§ TASK REQUIREMENTS: Quote all of the entries word for word.

§ INPUT ROWS:
## begin
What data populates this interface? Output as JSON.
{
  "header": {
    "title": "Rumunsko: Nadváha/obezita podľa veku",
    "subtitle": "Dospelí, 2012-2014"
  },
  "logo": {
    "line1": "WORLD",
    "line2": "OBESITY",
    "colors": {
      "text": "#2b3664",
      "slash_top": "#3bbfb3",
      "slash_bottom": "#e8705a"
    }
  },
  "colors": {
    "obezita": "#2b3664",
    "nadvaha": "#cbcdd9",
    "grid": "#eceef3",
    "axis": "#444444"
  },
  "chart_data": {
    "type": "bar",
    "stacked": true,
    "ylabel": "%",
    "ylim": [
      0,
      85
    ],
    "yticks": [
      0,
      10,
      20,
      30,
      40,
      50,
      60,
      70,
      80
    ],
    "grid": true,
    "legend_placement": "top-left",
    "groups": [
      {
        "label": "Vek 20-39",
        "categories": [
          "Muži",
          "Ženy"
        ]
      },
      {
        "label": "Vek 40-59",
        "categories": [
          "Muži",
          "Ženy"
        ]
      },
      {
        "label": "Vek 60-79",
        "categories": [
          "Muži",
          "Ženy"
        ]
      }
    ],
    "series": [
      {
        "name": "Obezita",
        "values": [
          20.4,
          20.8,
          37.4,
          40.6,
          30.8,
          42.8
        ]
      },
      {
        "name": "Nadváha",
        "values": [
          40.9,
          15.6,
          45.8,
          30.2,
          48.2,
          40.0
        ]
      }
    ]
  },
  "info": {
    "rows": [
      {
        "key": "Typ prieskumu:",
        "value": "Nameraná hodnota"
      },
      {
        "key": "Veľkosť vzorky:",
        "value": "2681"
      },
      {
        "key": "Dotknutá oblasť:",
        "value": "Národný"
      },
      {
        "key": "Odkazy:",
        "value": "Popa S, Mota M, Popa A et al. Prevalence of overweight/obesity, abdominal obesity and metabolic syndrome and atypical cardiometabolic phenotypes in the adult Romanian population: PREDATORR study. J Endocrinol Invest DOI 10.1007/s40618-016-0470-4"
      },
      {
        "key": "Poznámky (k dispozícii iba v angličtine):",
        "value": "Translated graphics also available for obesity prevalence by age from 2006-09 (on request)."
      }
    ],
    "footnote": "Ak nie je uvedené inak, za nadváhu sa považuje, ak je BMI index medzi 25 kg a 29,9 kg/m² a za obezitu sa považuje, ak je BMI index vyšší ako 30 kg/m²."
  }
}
## end
§ TASK SOLUTION:
What data populates this interface? Output as JSON.
{
  "header": {
    "title": "Rumunsko: Nadváha/obezita podľa veku",
    "subtitle": "Dospelí, 2012-2014"
  },
  "logo": {
    "line1": "WORLD",
    "line2": "OBESITY",
    "colors": {
      "text": "#2b3664",
      "slash_top": "#3bbfb3",
      "slash_bottom": "#e8705a"
    }
  },
  "colors": {
    "obezita": "#2b3664",
    "nadvaha": "#cbcdd9",
    "grid": "#eceef3",
    "axis": "#444444"
  },
  "chart_data": {
    "type": "bar",
    "stacked": true,
    "ylabel": "%",
    "ylim": [
      0,
      85
    ],
    "yticks": [
      0,
      10,
      20,
      30,
      40,
      50,
      60,
      70,
      80
    ],
    "grid": true,
    "legend_placement": "top-left",
    "groups": [
      {
        "label": "Vek 20-39",
        "categories": [
          "Muži",
          "Ženy"
        ]
      },
      {
        "label": "Vek 40-59",
        "categories": [
          "Muži",
          "Ženy"
        ]
      },
      {
        "label": "Vek 60-79",
        "categories": [
          "Muži",
          "Ženy"
        ]
      }
    ],
    "series": [
      {
        "name": "Obezita",
        "values": [
          20.4,
          20.8,
          37.4,
          40.6,
          30.8,
          42.8
        ]
      },
      {
        "name": "Nadváha",
        "values": [
          40.9,
          15.6,
          45.8,
          30.2,
          48.2,
          40.0
        ]
      }
    ]
  },
  "info": {
    "rows": [
      {
        "key": "Typ prieskumu:",
        "value": "Nameraná hodnota"
      },
      {
        "key": "Veľkosť vzorky:",
        "value": "2681"
      },
      {
        "key": "Dotknutá oblasť:",
        "value": "Národný"
      },
      {
        "key": "Odkazy:",
        "value": "Popa S, Mota M, Popa A et al. Prevalence of overweight/obesity, abdominal obesity and metabolic syndrome and atypical cardiometabolic phenotypes in the adult Romanian population: PREDATORR study. J Endocrinol Invest DOI 10.1007/s40618-016-0470-4"
      },
      {
        "key": "Poznámky (k dispozícii iba v angličtine):",
        "value": "Translated graphics also available for obesity prevalence by age from 2006-09 (on request)."
      }
    ],
    "footnote": "Ak nie je uvedené inak, za nadváhu sa považuje, ak je BMI index medzi 25 kg a 29,9 kg/m² a za obezitu sa považuje, ak je BMI index vyšší ako 30 kg/m²."
  }
}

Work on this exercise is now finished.